(Dataset entries)
((

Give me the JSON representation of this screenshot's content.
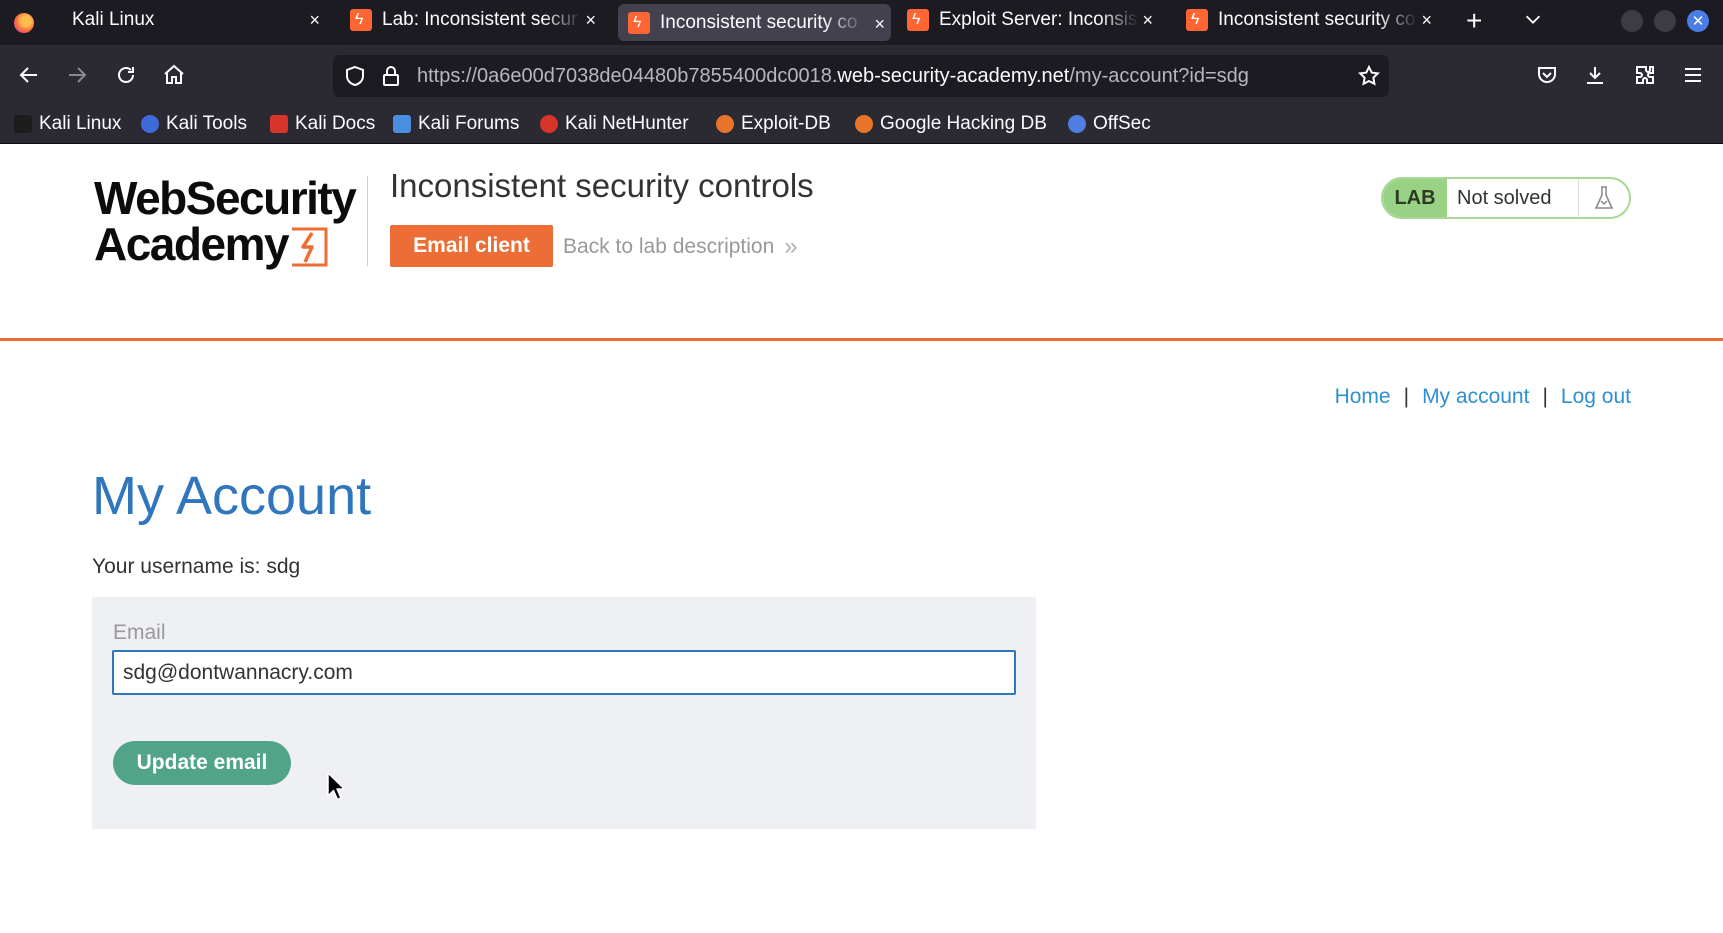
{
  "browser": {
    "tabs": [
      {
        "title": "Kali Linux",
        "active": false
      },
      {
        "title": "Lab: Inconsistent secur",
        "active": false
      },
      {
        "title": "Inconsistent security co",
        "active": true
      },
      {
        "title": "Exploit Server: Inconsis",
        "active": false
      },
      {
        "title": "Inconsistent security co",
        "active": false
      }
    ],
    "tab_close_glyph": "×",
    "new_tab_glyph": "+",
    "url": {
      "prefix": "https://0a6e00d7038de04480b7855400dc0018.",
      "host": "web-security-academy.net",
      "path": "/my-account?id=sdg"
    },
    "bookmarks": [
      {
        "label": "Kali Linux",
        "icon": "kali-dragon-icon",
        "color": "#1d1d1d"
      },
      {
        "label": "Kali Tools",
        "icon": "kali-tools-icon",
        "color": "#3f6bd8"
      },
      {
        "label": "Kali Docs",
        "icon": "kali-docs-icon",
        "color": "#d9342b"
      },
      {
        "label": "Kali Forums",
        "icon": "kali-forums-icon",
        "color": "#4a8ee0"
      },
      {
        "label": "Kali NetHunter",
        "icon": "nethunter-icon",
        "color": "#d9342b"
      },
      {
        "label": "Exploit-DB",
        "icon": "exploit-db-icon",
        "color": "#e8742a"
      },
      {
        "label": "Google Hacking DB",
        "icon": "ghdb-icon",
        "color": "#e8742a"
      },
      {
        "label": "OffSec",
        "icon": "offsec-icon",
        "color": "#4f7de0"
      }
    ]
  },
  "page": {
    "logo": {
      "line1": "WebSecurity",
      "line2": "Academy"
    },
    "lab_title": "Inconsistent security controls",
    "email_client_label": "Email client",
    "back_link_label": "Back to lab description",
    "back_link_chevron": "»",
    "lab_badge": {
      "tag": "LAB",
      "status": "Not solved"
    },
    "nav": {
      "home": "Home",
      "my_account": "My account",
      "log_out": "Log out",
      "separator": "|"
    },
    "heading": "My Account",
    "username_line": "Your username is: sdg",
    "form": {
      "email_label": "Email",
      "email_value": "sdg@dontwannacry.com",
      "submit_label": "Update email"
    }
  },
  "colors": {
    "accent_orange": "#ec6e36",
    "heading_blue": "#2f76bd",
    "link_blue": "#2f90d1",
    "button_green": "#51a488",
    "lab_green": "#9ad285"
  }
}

))
((

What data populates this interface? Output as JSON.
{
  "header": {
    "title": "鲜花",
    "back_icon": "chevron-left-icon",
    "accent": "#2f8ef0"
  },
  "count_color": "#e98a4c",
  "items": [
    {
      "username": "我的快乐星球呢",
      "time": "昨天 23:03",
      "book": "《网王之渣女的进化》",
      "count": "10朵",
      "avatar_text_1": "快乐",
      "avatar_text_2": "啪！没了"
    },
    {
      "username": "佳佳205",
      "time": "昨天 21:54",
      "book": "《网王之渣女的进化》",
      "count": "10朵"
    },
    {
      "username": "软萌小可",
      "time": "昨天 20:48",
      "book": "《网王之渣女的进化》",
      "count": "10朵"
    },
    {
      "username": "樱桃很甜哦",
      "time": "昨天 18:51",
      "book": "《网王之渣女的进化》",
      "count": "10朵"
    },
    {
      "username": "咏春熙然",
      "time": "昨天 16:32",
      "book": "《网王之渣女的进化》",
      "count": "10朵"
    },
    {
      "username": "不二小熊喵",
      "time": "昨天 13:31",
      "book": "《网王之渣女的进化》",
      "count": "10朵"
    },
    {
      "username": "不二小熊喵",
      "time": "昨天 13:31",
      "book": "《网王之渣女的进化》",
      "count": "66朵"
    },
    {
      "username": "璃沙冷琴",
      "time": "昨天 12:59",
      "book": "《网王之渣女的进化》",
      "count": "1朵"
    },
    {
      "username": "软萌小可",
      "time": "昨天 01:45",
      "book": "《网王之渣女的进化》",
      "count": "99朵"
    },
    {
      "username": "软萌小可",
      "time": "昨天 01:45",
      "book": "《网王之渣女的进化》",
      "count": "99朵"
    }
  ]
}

))
((

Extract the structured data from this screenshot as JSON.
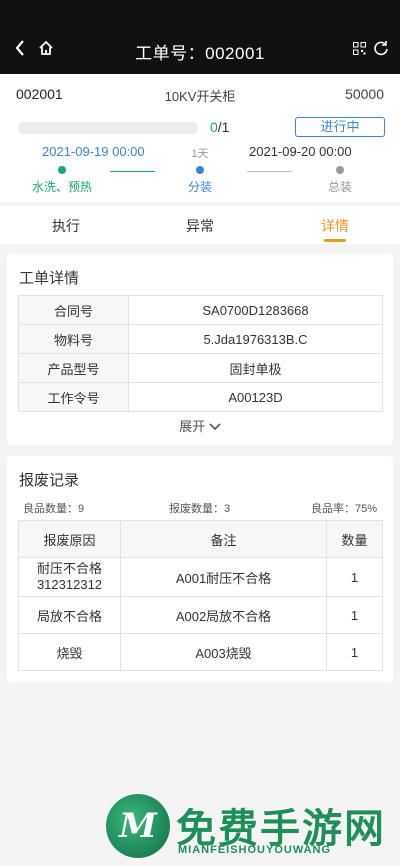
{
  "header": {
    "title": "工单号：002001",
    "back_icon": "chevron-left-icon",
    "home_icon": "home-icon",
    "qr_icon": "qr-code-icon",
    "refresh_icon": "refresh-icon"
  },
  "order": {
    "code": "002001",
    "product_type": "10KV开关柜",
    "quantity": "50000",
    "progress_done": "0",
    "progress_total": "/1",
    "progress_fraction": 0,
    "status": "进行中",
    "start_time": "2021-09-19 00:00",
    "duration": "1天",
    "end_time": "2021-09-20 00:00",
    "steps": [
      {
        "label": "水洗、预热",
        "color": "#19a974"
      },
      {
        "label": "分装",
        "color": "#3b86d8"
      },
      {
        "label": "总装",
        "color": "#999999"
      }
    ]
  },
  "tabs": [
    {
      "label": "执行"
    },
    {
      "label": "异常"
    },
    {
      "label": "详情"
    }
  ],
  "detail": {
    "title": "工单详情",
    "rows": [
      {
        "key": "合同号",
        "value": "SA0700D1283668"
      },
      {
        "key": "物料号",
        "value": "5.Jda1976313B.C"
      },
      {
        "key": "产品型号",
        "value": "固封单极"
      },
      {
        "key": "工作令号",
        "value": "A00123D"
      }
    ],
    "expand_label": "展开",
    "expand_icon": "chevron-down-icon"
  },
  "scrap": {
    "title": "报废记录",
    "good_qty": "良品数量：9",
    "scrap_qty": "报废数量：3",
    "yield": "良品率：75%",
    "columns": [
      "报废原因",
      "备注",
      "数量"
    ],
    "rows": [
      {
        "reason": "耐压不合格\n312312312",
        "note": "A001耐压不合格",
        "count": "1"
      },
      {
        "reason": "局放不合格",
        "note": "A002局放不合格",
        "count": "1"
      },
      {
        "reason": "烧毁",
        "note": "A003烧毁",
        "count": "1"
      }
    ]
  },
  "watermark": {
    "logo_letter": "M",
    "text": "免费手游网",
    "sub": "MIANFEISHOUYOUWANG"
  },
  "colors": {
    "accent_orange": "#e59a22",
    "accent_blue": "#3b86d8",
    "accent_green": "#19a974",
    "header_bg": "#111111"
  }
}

))

Aim of the task =
Every line holding "this" should be copied out.

Exercise solution =
Give me the JSON representation of this screenshot's content.
What data populates this interface? Output as JSON.
Extract the structured data from this screenshot as JSON.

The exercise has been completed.